--- START Records shown ---

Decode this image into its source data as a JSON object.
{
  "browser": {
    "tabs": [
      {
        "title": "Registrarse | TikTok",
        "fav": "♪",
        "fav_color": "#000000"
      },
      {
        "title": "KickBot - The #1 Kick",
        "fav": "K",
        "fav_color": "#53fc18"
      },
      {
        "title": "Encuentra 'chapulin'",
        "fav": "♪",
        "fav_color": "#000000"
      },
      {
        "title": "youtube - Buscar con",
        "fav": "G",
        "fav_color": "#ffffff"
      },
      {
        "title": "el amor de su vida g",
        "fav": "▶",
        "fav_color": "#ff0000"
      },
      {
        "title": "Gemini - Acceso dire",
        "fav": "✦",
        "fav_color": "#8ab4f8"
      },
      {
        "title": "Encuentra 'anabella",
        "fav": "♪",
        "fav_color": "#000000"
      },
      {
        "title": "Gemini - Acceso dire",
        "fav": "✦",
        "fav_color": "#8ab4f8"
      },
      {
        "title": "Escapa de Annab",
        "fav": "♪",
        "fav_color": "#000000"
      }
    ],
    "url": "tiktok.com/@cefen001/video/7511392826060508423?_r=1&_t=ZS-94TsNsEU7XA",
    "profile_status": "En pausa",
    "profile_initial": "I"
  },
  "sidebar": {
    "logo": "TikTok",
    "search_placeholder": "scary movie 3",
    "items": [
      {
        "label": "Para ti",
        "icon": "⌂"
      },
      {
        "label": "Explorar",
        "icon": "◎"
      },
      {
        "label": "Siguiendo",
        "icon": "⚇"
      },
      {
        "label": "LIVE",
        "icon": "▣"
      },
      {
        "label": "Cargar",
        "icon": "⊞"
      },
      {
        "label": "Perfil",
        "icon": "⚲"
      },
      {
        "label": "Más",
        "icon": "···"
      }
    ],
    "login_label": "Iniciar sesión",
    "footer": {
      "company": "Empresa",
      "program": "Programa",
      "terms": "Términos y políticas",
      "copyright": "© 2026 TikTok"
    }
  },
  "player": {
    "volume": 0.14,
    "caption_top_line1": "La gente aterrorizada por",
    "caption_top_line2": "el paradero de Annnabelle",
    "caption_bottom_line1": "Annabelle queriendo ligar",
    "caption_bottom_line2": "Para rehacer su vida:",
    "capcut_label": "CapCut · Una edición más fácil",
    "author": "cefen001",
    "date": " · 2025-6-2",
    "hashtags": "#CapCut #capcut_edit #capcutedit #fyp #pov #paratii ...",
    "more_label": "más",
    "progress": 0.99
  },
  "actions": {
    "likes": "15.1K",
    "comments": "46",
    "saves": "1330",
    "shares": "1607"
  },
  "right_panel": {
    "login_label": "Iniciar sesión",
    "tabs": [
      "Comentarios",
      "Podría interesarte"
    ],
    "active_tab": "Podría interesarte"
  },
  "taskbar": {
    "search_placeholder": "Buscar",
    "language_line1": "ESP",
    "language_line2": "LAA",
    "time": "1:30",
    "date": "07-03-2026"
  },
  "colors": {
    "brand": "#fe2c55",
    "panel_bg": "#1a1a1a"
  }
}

--- END Records shown ---

• _Work to do_:
Copy the entries above exactly, leaving none out.

• _Final result_:
Decode this image into its source data as a JSON object.
{
  "browser": {
    "tabs": [
      {
        "title": "Registrarse | TikTok",
        "fav": "♪",
        "fav_color": "#000000"
      },
      {
        "title": "KickBot - The #1 Kick",
        "fav": "K",
        "fav_color": "#53fc18"
      },
      {
        "title": "Encuentra 'chapulin'",
        "fav": "♪",
        "fav_color": "#000000"
      },
      {
        "title": "youtube - Buscar con",
        "fav": "G",
        "fav_color": "#ffffff"
      },
      {
        "title": "el amor de su vida g",
        "fav": "▶",
        "fav_color": "#ff0000"
      },
      {
        "title": "Gemini - Acceso dire",
        "fav": "✦",
        "fav_color": "#8ab4f8"
      },
      {
        "title": "Encuentra 'anabella",
        "fav": "♪",
        "fav_color": "#000000"
      },
      {
        "title": "Gemini - Acceso dire",
        "fav": "✦",
        "fav_color": "#8ab4f8"
      },
      {
        "title": "Escapa de Annab",
        "fav": "♪",
        "fav_color": "#000000"
      }
    ],
    "url": "tiktok.com/@cefen001/video/7511392826060508423?_r=1&_t=ZS-94TsNsEU7XA",
    "profile_status": "En pausa",
    "profile_initial": "I"
  },
  "sidebar": {
    "logo": "TikTok",
    "search_placeholder": "scary movie 3",
    "items": [
      {
        "label": "Para ti",
        "icon": "⌂"
      },
      {
        "label": "Explorar",
        "icon": "◎"
      },
      {
        "label": "Siguiendo",
        "icon": "⚇"
      },
      {
        "label": "LIVE",
        "icon": "▣"
      },
      {
        "label": "Cargar",
        "icon": "⊞"
      },
      {
        "label": "Perfil",
        "icon": "⚲"
      },
      {
        "label": "Más",
        "icon": "···"
      }
    ],
    "login_label": "Iniciar sesión",
    "footer": {
      "company": "Empresa",
      "program": "Programa",
      "terms": "Términos y políticas",
      "copyright": "© 2026 TikTok"
    }
  },
  "player": {
    "volume": 0.14,
    "caption_top_line1": "La gente aterrorizada por",
    "caption_top_line2": "el paradero de Annnabelle",
    "caption_bottom_line1": "Annabelle queriendo ligar",
    "caption_bottom_line2": "Para rehacer su vida:",
    "capcut_label": "CapCut · Una edición más fácil",
    "author": "cefen001",
    "date": " · 2025-6-2",
    "hashtags": "#CapCut #capcut_edit #capcutedit #fyp #pov #paratii ...",
    "more_label": "más",
    "progress": 0.99
  },
  "actions": {
    "likes": "15.1K",
    "comments": "46",
    "saves": "1330",
    "shares": "1607"
  },
  "right_panel": {
    "login_label": "Iniciar sesión",
    "tabs": [
      "Comentarios",
      "Podría interesarte"
    ],
    "active_tab": "Podría interesarte"
  },
  "taskbar": {
    "search_placeholder": "Buscar",
    "language_line1": "ESP",
    "language_line2": "LAA",
    "time": "1:30",
    "date": "07-03-2026"
  },
  "colors": {
    "brand": "#fe2c55",
    "panel_bg": "#1a1a1a"
  }
}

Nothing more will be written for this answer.